═══ Document segment

All that transferring, incidentally, took about 15 minutes, and a portion of that time was spent browsing Web-Braille, choosing a book, downloading it, creating the MP3 files, and wandering around my music folder to pick fun files to copy to MuVo.

The sound quality ranged from good to excellent, with plenty of volume. I listened to the MuVo only through its stereo earbuds, but it can be connected to a set of speakers as well.

Driving MuVo

The MuVo has six small, but readily discernible, buttons that are arranged in two rows of three along one long edge of the device. The top row has a Play/Pause button, a button for moving forward, and a button for moving back. The bottom row has a Volume Up button, a Volume Down button, and a Repeat button (which is actually used for several functions.) To begin listening, you press the Play/Pause button for about five seconds. To pause, press the same button briefly, and to stop play altogether, hold the same button again for five seconds. (If neglected for a few minutes, MuVo powers itself off.)

To cycle through the tracks, press the Repeat button once and then use the Forward or Back buttons to move from file to file. When you have found the file you want, press Repeat again. If you stop in the middle of a file, MuVo will pick up where you left off when you turn it on again. The only other tactile occurrences on the unit are the jack for earbuds or speakers and a notch through which a neck cord can be threaded.

══════
═══ Information given

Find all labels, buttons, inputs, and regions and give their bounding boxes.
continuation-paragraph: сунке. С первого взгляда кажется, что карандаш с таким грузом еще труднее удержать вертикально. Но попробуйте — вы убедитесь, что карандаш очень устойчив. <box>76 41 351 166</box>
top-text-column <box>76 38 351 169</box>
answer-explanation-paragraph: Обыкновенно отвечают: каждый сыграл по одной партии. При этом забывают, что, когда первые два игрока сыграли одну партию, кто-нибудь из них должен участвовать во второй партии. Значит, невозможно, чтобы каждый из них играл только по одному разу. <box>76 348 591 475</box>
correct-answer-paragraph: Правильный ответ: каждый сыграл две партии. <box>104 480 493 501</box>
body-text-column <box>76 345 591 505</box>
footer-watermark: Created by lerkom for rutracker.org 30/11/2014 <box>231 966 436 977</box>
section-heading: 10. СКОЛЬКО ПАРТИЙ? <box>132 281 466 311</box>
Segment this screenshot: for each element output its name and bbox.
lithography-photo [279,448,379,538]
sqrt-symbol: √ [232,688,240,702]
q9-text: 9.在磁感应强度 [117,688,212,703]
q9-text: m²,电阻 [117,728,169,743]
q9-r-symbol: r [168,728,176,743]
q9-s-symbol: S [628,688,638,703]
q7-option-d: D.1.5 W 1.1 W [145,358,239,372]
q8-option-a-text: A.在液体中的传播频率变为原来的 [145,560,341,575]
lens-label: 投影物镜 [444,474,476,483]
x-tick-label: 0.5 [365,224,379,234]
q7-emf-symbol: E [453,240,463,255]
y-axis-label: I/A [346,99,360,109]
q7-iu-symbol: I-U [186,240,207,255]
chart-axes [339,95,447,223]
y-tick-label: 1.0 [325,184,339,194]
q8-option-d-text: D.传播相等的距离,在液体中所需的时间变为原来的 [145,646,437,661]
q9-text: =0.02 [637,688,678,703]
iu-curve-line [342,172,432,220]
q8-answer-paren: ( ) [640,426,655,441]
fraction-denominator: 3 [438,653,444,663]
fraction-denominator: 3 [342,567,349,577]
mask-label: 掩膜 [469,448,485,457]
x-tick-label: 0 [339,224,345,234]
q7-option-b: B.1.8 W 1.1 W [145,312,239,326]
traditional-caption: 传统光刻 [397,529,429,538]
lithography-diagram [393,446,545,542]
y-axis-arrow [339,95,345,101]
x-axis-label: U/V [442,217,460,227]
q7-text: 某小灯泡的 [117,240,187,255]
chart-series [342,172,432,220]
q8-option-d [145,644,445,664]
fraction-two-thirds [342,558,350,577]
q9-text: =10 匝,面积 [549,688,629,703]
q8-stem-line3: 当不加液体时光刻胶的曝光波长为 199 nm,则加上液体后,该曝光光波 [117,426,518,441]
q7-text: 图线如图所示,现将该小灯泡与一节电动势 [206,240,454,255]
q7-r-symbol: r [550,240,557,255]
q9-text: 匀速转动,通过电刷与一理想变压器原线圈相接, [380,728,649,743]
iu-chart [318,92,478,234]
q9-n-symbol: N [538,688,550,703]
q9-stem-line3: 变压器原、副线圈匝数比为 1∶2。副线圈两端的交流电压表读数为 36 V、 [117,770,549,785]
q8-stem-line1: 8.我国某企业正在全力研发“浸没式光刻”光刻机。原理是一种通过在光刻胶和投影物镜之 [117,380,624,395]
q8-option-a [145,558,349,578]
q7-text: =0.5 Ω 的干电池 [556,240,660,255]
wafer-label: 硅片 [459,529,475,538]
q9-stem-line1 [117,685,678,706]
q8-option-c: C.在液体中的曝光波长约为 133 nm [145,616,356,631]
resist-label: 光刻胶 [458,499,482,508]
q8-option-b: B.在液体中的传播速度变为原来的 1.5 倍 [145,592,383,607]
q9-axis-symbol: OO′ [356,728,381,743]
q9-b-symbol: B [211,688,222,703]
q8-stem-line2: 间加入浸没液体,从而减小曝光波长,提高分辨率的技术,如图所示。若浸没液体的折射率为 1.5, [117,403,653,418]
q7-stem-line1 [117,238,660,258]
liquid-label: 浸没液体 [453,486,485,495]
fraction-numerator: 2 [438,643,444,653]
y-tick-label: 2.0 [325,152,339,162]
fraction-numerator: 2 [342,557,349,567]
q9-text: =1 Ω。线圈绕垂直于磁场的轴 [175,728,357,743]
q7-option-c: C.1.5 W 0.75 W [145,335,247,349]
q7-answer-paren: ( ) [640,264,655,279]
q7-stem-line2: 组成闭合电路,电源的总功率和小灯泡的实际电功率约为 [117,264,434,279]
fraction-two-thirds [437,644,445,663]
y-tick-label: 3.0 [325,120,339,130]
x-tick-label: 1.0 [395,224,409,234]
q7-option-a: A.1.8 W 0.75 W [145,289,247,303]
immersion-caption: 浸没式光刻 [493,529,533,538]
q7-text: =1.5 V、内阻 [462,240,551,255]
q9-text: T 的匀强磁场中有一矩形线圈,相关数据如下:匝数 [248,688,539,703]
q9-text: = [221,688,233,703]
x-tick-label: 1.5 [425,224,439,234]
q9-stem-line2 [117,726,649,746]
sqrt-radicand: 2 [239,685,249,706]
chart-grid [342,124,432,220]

══════

#### Apply what you read
A. According to the MuVo passage, how long did all the transferring take?
B. Why, according to the MuVo passage, did not all of those 15 minutes go to the transfer itself?
The rows are separate material, unrelated to the MuVo passage.

#### Written answers
A. About 15 minutes.

B. Part of that time was spent browsing Web-Braille, choosing and downloading a book, and creating the MP3 files. More went to wandering around the music folder to pick files to copy to the MuVo.